Tally the lines containing the word "pela", and report the tally alone.

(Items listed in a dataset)
# # #
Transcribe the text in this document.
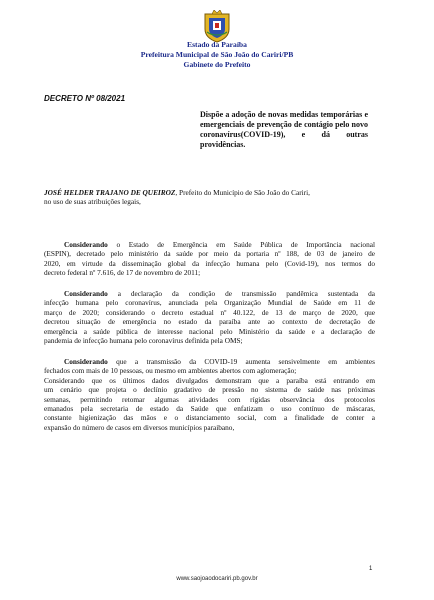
Estado da Paraíba
Prefeitura Municipal de São João do Cariri/PB
Gabinete do Prefeito
DECRETO Nº 08/2021
Dispõe a adoção de novas medidas temporárias e
emergenciais de prevenção de contágio pelo novo
coronavírus(COVID-19), e dá outras
providências.
JOSÉ HELDER TRAJANO DE QUEIROZ, Prefeito do Município de São João do Cariri,
no uso de suas atribuições legais,
Considerando o Estado de Emergência em Saúde Pública de Importância nacional
(ESPIN), decretado pelo ministério da saúde por meio da portaria nº 188, de 03 de janeiro de
2020, em virtude da disseminação global da infecção humana pelo (Covid-19), nos termos do
decreto federal nº 7.616, de 17 de novembro de 2011;
Considerando a declaração da condição de transmissão pandêmica sustentada da
infecção humana pelo coronavírus, anunciada pela Organização Mundial de Saúde em 11 de
março de 2020; considerando o decreto estadual nº 40.122, de 13 de março de 2020, que
decretou situação de emergência no estado da paraíba ante ao contexto de decretação de
emergência a saúde pública de interesse nacional pelo Ministério da saúde e a declaração de
pandemia de infecção humana pelo coronavírus definida pela OMS;
Considerando que a transmissão da COVID-19 aumenta sensivelmente em ambientes
fechados com mais de 10 pessoas, ou mesmo em ambientes abertos com aglomeração;
Considerando que os últimos dados divulgados demonstram que a paraíba está entrando em
um cenário que projeta o declínio gradativo de pressão no sistema de saúde nas próximas
semanas, permitindo retomar algumas atividades com rígidas observância dos protocolos
emanados pela secretaria de estado da Saúde que enfatizam o uso contínuo de máscaras,
constante higienização das mãos e o distanciamento social, com a finalidade de conter a
expansão do número de casos em diversos municípios paraibano,
1
www.saojoaodocariri.pb.gov.br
# # #
◆ **Worked answer**: 3